= Task instructions =
Copy each line exactly.

•••

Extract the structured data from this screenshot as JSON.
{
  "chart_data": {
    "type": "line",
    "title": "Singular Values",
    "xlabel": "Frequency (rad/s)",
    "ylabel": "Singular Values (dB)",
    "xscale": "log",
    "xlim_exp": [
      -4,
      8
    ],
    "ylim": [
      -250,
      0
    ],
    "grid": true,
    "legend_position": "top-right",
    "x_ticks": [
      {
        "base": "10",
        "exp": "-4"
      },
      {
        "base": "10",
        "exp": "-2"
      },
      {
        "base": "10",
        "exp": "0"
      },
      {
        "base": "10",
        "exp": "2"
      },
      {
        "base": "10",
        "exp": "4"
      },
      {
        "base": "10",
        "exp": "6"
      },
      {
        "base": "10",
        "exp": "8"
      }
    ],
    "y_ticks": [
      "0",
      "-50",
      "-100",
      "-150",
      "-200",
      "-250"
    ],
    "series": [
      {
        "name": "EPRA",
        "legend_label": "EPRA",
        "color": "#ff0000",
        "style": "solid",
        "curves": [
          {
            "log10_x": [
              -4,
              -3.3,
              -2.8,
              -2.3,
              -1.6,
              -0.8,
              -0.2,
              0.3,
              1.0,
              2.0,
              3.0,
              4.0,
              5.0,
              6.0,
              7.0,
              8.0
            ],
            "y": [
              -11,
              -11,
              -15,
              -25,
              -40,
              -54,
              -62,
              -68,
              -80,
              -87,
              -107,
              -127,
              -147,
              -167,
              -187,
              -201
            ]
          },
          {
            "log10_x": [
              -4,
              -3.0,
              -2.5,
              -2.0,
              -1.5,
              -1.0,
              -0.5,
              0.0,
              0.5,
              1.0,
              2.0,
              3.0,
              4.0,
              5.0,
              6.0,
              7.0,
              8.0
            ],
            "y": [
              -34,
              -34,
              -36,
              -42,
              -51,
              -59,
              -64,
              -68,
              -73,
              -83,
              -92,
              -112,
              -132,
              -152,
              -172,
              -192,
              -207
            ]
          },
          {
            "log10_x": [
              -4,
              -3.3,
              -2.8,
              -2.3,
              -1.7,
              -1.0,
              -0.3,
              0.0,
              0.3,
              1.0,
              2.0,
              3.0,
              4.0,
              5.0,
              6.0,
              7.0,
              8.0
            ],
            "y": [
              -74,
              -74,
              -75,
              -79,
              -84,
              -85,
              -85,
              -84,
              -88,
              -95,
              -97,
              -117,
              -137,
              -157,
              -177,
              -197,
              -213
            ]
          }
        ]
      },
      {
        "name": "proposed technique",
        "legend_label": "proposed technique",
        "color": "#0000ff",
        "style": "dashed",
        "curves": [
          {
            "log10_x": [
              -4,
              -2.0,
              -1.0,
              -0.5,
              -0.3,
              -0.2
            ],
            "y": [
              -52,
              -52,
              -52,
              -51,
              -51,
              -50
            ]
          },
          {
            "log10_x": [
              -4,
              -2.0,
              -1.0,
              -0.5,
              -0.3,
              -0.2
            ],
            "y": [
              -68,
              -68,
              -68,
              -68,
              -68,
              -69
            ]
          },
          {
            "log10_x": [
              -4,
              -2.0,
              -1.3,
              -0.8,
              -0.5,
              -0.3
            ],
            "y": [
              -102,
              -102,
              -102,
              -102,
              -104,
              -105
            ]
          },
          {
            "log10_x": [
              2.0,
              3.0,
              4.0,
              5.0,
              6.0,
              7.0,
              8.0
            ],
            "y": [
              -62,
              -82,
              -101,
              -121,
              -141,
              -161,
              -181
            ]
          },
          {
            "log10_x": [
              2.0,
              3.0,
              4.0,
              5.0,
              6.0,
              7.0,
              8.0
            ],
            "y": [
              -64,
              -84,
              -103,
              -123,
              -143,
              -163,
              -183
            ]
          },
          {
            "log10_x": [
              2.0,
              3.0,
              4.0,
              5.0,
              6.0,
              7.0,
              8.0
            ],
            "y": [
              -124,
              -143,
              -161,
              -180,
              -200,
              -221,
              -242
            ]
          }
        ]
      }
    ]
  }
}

•••

= Task answer =
Extract the structured data from this screenshot as JSON.
{
  "chart_data": {
    "type": "line",
    "title": "Singular Values",
    "xlabel": "Frequency (rad/s)",
    "ylabel": "Singular Values (dB)",
    "xscale": "log",
    "xlim_exp": [
      -4,
      8
    ],
    "ylim": [
      -250,
      0
    ],
    "grid": true,
    "legend_position": "top-right",
    "x_ticks": [
      {
        "base": "10",
        "exp": "-4"
      },
      {
        "base": "10",
        "exp": "-2"
      },
      {
        "base": "10",
        "exp": "0"
      },
      {
        "base": "10",
        "exp": "2"
      },
      {
        "base": "10",
        "exp": "4"
      },
      {
        "base": "10",
        "exp": "6"
      },
      {
        "base": "10",
        "exp": "8"
      }
    ],
    "y_ticks": [
      "0",
      "-50",
      "-100",
      "-150",
      "-200",
      "-250"
    ],
    "series": [
      {
        "name": "EPRA",
        "legend_label": "EPRA",
        "color": "#ff0000",
        "style": "solid",
        "curves": [
          {
            "log10_x": [
              -4,
              -3.3,
              -2.8,
              -2.3,
              -1.6,
              -0.8,
              -0.2,
              0.3,
              1.0,
              2.0,
              3.0,
              4.0,
              5.0,
              6.0,
              7.0,
              8.0
            ],
            "y": [
              -11,
              -11,
              -15,
              -25,
              -40,
              -54,
              -62,
              -68,
              -80,
              -87,
              -107,
              -127,
              -147,
              -167,
              -187,
              -201
            ]
          },
          {
            "log10_x": [
              -4,
              -3.0,
              -2.5,
              -2.0,
              -1.5,
              -1.0,
              -0.5,
              0.0,
              0.5,
              1.0,
              2.0,
              3.0,
              4.0,
              5.0,
              6.0,
              7.0,
              8.0
            ],
            "y": [
              -34,
              -34,
              -36,
              -42,
              -51,
              -59,
              -64,
              -68,
              -73,
              -83,
              -92,
              -112,
              -132,
              -152,
              -172,
              -192,
              -207
            ]
          },
          {
            "log10_x": [
              -4,
              -3.3,
              -2.8,
              -2.3,
              -1.7,
              -1.0,
              -0.3,
              0.0,
              0.3,
              1.0,
              2.0,
              3.0,
              4.0,
              5.0,
              6.0,
              7.0,
              8.0
            ],
            "y": [
              -74,
              -74,
              -75,
              -79,
              -84,
              -85,
              -85,
              -84,
              -88,
              -95,
              -97,
              -117,
              -137,
              -157,
              -177,
              -197,
              -213
            ]
          }
        ]
      },
      {
        "name": "proposed technique",
        "legend_label": "proposed technique",
        "color": "#0000ff",
        "style": "dashed",
        "curves": [
          {
            "log10_x": [
              -4,
              -2.0,
              -1.0,
              -0.5,
              -0.3,
              -0.2
            ],
            "y": [
              -52,
              -52,
              -52,
              -51,
              -51,
              -50
            ]
          },
          {
            "log10_x": [
              -4,
              -2.0,
              -1.0,
              -0.5,
              -0.3,
              -0.2
            ],
            "y": [
              -68,
              -68,
              -68,
              -68,
              -68,
              -69
            ]
          },
          {
            "log10_x": [
              -4,
              -2.0,
              -1.3,
              -0.8,
              -0.5,
              -0.3
            ],
            "y": [
              -102,
              -102,
              -102,
              -102,
              -104,
              -105
            ]
          },
          {
            "log10_x": [
              2.0,
              3.0,
              4.0,
              5.0,
              6.0,
              7.0,
              8.0
            ],
            "y": [
              -62,
              -82,
              -101,
              -121,
              -141,
              -161,
              -181
            ]
          },
          {
            "log10_x": [
              2.0,
              3.0,
              4.0,
              5.0,
              6.0,
              7.0,
              8.0
            ],
            "y": [
              -64,
              -84,
              -103,
              -123,
              -143,
              -163,
              -183
            ]
          },
          {
            "log10_x": [
              2.0,
              3.0,
              4.0,
              5.0,
              6.0,
              7.0,
              8.0
            ],
            "y": [
              -124,
              -143,
              -161,
              -180,
              -200,
              -221,
              -242
            ]
          }
        ]
      }
    ]
  }
}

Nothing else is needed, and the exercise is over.